WHAT NEEDS TO BE DONE: Look below and pull out each line with the word "ylabel".

──────── INFORMATION SUPPLIED

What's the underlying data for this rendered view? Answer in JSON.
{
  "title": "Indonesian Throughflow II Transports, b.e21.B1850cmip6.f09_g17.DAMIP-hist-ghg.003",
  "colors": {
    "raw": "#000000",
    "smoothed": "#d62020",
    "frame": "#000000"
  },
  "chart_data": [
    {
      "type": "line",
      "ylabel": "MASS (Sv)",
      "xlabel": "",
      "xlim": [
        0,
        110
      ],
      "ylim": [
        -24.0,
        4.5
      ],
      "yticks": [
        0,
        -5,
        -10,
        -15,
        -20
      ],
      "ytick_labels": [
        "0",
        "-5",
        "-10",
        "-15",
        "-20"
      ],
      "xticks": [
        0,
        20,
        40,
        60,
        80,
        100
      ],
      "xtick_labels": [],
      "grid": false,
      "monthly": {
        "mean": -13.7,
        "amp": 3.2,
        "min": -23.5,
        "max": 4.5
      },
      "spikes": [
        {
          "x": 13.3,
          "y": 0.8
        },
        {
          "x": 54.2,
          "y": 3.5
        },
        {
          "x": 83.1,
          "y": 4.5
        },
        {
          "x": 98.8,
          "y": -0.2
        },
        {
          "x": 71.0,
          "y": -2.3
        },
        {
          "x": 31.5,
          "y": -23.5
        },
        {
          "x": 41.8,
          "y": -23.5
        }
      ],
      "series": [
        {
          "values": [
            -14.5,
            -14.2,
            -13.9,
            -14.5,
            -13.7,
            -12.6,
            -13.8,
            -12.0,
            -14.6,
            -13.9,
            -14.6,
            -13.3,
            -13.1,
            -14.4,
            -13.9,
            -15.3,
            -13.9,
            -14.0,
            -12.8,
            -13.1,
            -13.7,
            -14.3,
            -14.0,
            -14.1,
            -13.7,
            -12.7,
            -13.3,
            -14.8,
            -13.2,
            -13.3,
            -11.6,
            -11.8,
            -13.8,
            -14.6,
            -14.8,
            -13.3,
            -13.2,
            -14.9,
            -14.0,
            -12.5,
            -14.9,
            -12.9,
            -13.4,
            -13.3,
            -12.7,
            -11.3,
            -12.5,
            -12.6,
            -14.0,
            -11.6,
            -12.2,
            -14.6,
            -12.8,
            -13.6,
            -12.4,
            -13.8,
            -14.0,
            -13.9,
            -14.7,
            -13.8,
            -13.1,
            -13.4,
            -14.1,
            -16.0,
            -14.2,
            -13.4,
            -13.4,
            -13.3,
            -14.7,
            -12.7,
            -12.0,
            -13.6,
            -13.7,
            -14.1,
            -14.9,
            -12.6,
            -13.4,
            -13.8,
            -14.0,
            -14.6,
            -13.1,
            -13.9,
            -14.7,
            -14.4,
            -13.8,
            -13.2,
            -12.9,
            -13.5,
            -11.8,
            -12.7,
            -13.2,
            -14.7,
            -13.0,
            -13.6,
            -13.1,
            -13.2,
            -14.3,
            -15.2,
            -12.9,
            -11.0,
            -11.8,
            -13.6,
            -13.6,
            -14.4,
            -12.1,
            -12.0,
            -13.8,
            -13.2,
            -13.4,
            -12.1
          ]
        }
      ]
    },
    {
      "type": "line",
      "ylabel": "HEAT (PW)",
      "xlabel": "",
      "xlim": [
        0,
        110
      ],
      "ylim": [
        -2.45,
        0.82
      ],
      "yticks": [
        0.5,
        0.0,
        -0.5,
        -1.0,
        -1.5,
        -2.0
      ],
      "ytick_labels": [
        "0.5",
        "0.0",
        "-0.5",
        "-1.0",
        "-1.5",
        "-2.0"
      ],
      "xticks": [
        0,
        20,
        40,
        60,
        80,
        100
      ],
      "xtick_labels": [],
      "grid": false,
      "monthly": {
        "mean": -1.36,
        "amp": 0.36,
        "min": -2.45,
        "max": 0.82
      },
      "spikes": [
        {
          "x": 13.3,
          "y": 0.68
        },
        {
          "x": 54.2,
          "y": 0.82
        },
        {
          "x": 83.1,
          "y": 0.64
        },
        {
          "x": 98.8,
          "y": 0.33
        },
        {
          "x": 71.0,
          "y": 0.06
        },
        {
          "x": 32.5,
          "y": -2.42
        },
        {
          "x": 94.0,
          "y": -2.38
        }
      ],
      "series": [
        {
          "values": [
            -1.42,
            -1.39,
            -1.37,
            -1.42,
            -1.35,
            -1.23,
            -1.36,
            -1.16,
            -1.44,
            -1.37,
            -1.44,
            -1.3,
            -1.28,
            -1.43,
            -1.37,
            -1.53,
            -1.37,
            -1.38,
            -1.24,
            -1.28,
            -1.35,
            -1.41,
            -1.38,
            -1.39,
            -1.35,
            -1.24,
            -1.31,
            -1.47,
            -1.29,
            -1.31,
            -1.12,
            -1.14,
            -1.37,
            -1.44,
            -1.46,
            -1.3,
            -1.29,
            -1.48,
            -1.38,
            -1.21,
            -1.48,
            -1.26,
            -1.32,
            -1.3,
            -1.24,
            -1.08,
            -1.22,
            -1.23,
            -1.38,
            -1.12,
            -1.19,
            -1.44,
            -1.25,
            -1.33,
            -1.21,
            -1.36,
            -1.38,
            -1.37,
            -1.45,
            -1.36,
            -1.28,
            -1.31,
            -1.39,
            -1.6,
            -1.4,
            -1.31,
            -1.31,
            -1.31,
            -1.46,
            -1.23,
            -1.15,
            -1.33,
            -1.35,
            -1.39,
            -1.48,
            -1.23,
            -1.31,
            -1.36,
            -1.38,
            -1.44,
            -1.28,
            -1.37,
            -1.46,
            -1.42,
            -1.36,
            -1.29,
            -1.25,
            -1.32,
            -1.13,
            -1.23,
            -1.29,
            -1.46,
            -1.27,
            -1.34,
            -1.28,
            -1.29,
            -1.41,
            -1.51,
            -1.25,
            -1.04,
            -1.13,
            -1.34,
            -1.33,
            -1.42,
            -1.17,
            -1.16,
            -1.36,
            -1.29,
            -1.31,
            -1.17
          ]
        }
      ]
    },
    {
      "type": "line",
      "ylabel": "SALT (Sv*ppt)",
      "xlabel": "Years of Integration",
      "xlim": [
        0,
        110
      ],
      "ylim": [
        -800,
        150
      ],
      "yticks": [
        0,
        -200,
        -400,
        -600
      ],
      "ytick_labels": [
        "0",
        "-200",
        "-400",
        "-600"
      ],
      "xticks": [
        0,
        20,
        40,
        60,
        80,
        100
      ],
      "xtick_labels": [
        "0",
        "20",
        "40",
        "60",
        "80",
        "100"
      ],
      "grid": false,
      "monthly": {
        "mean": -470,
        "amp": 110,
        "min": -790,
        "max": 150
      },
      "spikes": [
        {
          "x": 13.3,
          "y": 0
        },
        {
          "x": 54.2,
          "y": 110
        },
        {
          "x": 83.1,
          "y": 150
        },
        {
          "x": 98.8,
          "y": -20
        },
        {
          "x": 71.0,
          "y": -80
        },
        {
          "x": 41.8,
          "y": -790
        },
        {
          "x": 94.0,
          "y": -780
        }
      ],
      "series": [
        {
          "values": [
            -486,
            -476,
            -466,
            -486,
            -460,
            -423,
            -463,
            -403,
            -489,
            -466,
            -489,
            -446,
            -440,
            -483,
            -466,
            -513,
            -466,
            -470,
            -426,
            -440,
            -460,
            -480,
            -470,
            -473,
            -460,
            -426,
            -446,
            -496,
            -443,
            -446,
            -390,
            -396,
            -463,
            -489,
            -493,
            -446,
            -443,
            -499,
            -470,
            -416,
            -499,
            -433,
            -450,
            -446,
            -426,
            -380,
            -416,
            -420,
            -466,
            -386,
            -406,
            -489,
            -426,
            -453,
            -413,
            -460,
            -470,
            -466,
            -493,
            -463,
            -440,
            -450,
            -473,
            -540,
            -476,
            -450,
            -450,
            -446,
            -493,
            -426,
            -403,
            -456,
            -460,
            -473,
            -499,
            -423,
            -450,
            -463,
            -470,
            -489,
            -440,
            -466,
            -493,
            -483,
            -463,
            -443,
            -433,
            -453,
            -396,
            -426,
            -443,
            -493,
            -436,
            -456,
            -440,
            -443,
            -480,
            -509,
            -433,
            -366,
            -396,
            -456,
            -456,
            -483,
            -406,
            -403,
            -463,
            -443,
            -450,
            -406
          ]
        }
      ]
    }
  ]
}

────────────────

EXPECTED ANSWER:
      "ylabel": "MASS (Sv)",
      "ylabel": "HEAT (PW)",
      "ylabel": "SALT (Sv*ppt)",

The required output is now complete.